WORK TO BE COMPLETED:
Copy the lines below verbatim, from the line containing "282, 229, 296]" through the line containing "bar-13:00[interactable] bbox=[93, 583, 105, 610]", including both of those lines.

Layout coordinate data
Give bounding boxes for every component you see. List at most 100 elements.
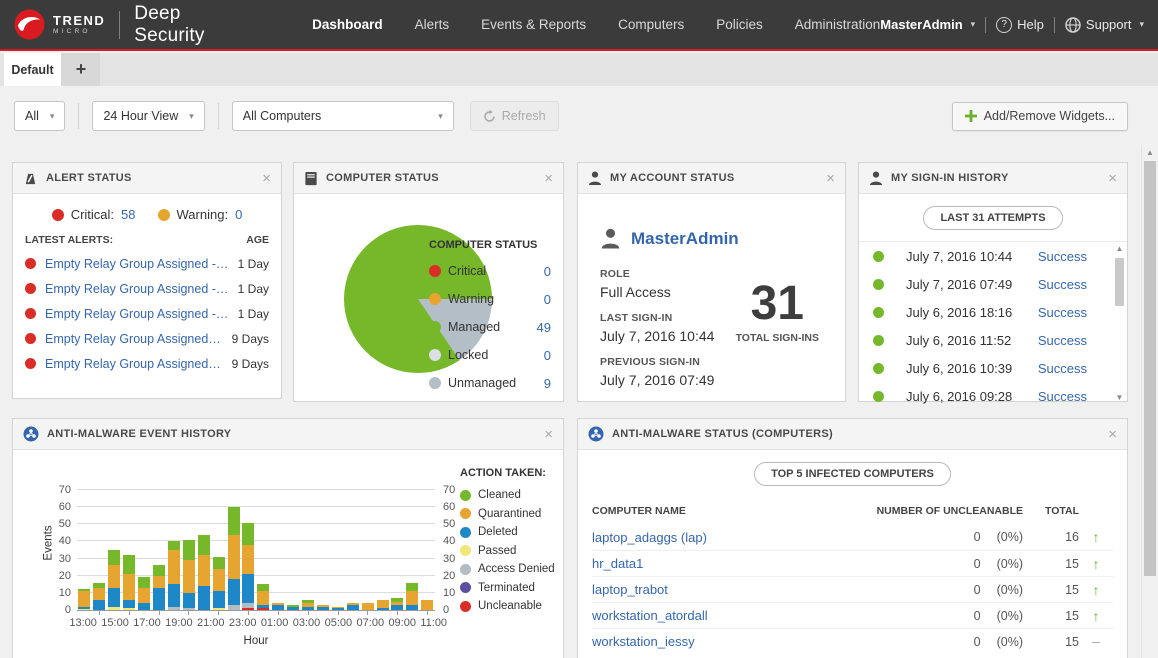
alert-link[interactable]: Empty Relay Group Assigned - CA... bbox=[45, 282, 229, 296]
bar-00:00[interactable] bbox=[257, 584, 269, 610]
bar-03:00[interactable] bbox=[302, 600, 314, 610]
bar-01:00[interactable] bbox=[272, 603, 284, 610]
alert-age: 1 Day bbox=[238, 282, 269, 296]
table-row: hr_data10(0%)15↑ bbox=[592, 550, 1113, 576]
bar-09:00[interactable] bbox=[391, 598, 403, 610]
scroll-up-icon[interactable]: ▲ bbox=[1113, 244, 1126, 254]
signin-date: July 6, 2016 11:52 bbox=[906, 333, 1038, 348]
scroll-down-icon[interactable]: ▼ bbox=[1113, 393, 1126, 403]
widget-title: ANTI-MALWARE EVENT HISTORY bbox=[47, 428, 231, 440]
close-icon[interactable]: × bbox=[544, 427, 553, 442]
bar-13:00[interactable] bbox=[93, 583, 105, 610]
refresh-button[interactable]: Refresh bbox=[470, 101, 559, 131]
total-cell: 15 bbox=[1023, 557, 1079, 571]
alert-link[interactable]: Empty Relay Group Assigned - 19... bbox=[45, 257, 229, 271]
bar-07:00[interactable] bbox=[362, 603, 374, 610]
tick-slot bbox=[77, 611, 92, 615]
timerange-dropdown[interactable]: 24 Hour View ▾ bbox=[92, 101, 204, 131]
bar-11:00[interactable] bbox=[421, 600, 433, 610]
alert-link[interactable]: Empty Relay Group Assigned - CA... bbox=[45, 307, 229, 321]
computer-name-link[interactable]: workstation_iessy bbox=[592, 634, 873, 649]
bar-16:00[interactable] bbox=[138, 577, 150, 610]
total-cell: 15 bbox=[1023, 583, 1079, 597]
bar-02:00[interactable] bbox=[287, 605, 299, 610]
legend-count-link[interactable]: 0 bbox=[544, 292, 551, 307]
scrollbar-thumb[interactable] bbox=[1144, 161, 1156, 576]
legend-dot-icon bbox=[460, 545, 471, 556]
computer-name-link[interactable]: workstation_atordall bbox=[592, 608, 873, 623]
x-tick-label: 23:00 bbox=[229, 617, 257, 629]
bar-06:00[interactable] bbox=[347, 603, 359, 610]
bar-14:00[interactable] bbox=[108, 550, 120, 610]
bar-10:00[interactable] bbox=[406, 583, 418, 610]
bar-18:00[interactable] bbox=[168, 541, 180, 610]
legend-dot-icon bbox=[429, 377, 441, 389]
nav-item-events-reports[interactable]: Events & Reports bbox=[481, 17, 586, 32]
nav-item-administration[interactable]: Administration bbox=[795, 17, 881, 32]
help-menu[interactable]: ? Help bbox=[996, 17, 1044, 33]
bar-20:00[interactable] bbox=[198, 535, 210, 610]
alert-link[interactable]: Empty Relay Group Assigned - dir... bbox=[45, 357, 223, 371]
user-menu[interactable]: MasterAdmin ▾ bbox=[880, 17, 975, 32]
legend-row-unmanaged: Unmanaged9 bbox=[429, 369, 551, 397]
signin-status-link[interactable]: Success bbox=[1038, 305, 1087, 320]
bar-15:00[interactable] bbox=[123, 555, 135, 610]
x-tick-label: 03:00 bbox=[293, 617, 321, 629]
top5-infected-button[interactable]: TOP 5 INFECTED COMPUTERS bbox=[754, 462, 951, 486]
person-icon bbox=[600, 228, 621, 250]
signin-status-link[interactable]: Success bbox=[1038, 333, 1087, 348]
signin-status-link[interactable]: Success bbox=[1038, 249, 1087, 264]
bar-22:00[interactable] bbox=[228, 507, 240, 610]
close-icon[interactable]: × bbox=[262, 171, 271, 186]
close-icon[interactable]: × bbox=[1108, 171, 1117, 186]
bar-08:00[interactable] bbox=[377, 600, 389, 610]
critical-count-link[interactable]: 58 bbox=[121, 207, 135, 222]
bar-05:00[interactable] bbox=[332, 607, 344, 610]
legend-count-link[interactable]: 9 bbox=[544, 376, 551, 391]
bar-segment-deleted bbox=[123, 600, 135, 609]
bar-segment-quarantined bbox=[213, 569, 225, 591]
legend-count-link[interactable]: 0 bbox=[544, 264, 551, 279]
bar-segment-cleaned bbox=[108, 550, 120, 565]
page-scrollbar[interactable]: ▲ bbox=[1141, 145, 1158, 658]
signin-status-link[interactable]: Success bbox=[1038, 389, 1087, 404]
bar-19:00[interactable] bbox=[183, 540, 195, 610]
bar-17:00[interactable] bbox=[153, 565, 165, 610]
scope-dropdown[interactable]: All ▾ bbox=[14, 101, 65, 131]
trend-flat-icon: – bbox=[1079, 634, 1113, 649]
bar-21:00[interactable] bbox=[213, 557, 225, 610]
bar-23:00[interactable] bbox=[242, 523, 254, 610]
scroll-up-icon[interactable]: ▲ bbox=[1142, 148, 1158, 157]
signin-status-link[interactable]: Success bbox=[1038, 277, 1087, 292]
computer-name-link[interactable]: laptop_adaggs (lap) bbox=[592, 530, 873, 545]
y-tick-label: 10 bbox=[45, 587, 71, 599]
support-menu[interactable]: Support ▾ bbox=[1065, 17, 1144, 33]
scrollbar-thumb[interactable] bbox=[1115, 258, 1124, 306]
computers-dropdown[interactable]: All Computers ▾ bbox=[232, 101, 454, 131]
add-remove-widgets-button[interactable]: Add/Remove Widgets... bbox=[952, 102, 1128, 131]
tab-default[interactable]: Default bbox=[4, 53, 62, 86]
close-icon[interactable]: × bbox=[826, 171, 835, 186]
signin-scrollbar[interactable]: ▲ ▼ bbox=[1113, 244, 1126, 403]
computer-name-link[interactable]: hr_data1 bbox=[592, 556, 873, 571]
account-user: MasterAdmin bbox=[600, 228, 823, 250]
nav-item-computers[interactable]: Computers bbox=[618, 17, 684, 32]
warning-count-link[interactable]: 0 bbox=[235, 207, 242, 222]
bar-04:00[interactable] bbox=[317, 605, 329, 610]
nav-item-dashboard[interactable]: Dashboard bbox=[312, 17, 383, 32]
legend-count-link[interactable]: 0 bbox=[544, 348, 551, 363]
success-dot-icon bbox=[873, 335, 884, 346]
alert-link[interactable]: Empty Relay Group Assigned - dir... bbox=[45, 332, 223, 346]
close-icon[interactable]: × bbox=[1108, 427, 1117, 442]
nav-item-policies[interactable]: Policies bbox=[716, 17, 763, 32]
signin-status-link[interactable]: Success bbox=[1038, 361, 1087, 376]
add-tab-button[interactable]: + bbox=[62, 53, 100, 86]
close-icon[interactable]: × bbox=[544, 171, 553, 186]
last-attempts-button[interactable]: LAST 31 ATTEMPTS bbox=[923, 206, 1062, 230]
bar-12:00[interactable] bbox=[78, 589, 90, 610]
computer-status-widget: COMPUTER STATUS × COMPUTER STATUS Critic… bbox=[293, 162, 564, 402]
legend-count-link[interactable]: 49 bbox=[537, 320, 551, 335]
account-username-link[interactable]: MasterAdmin bbox=[631, 229, 739, 249]
computer-name-link[interactable]: laptop_trabot bbox=[592, 582, 873, 597]
nav-item-alerts[interactable]: Alerts bbox=[415, 17, 450, 32]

RIGHT ANSWER:
alert-link[interactable]: Empty Relay Group Assigned - CA... bbox=[45, 282, 229, 296]
bar-00:00[interactable] bbox=[257, 584, 269, 610]
bar-03:00[interactable] bbox=[302, 600, 314, 610]
bar-01:00[interactable] bbox=[272, 603, 284, 610]
alert-age: 1 Day bbox=[238, 282, 269, 296]
table-row: hr_data10(0%)15↑ bbox=[592, 550, 1113, 576]
bar-09:00[interactable] bbox=[391, 598, 403, 610]
scroll-up-icon[interactable]: ▲ bbox=[1113, 244, 1126, 254]
signin-date: July 6, 2016 11:52 bbox=[906, 333, 1038, 348]
scroll-down-icon[interactable]: ▼ bbox=[1113, 393, 1126, 403]
widget-title: ANTI-MALWARE EVENT HISTORY bbox=[47, 428, 231, 440]
close-icon[interactable]: × bbox=[544, 427, 553, 442]
bar-13:00[interactable] bbox=[93, 583, 105, 610]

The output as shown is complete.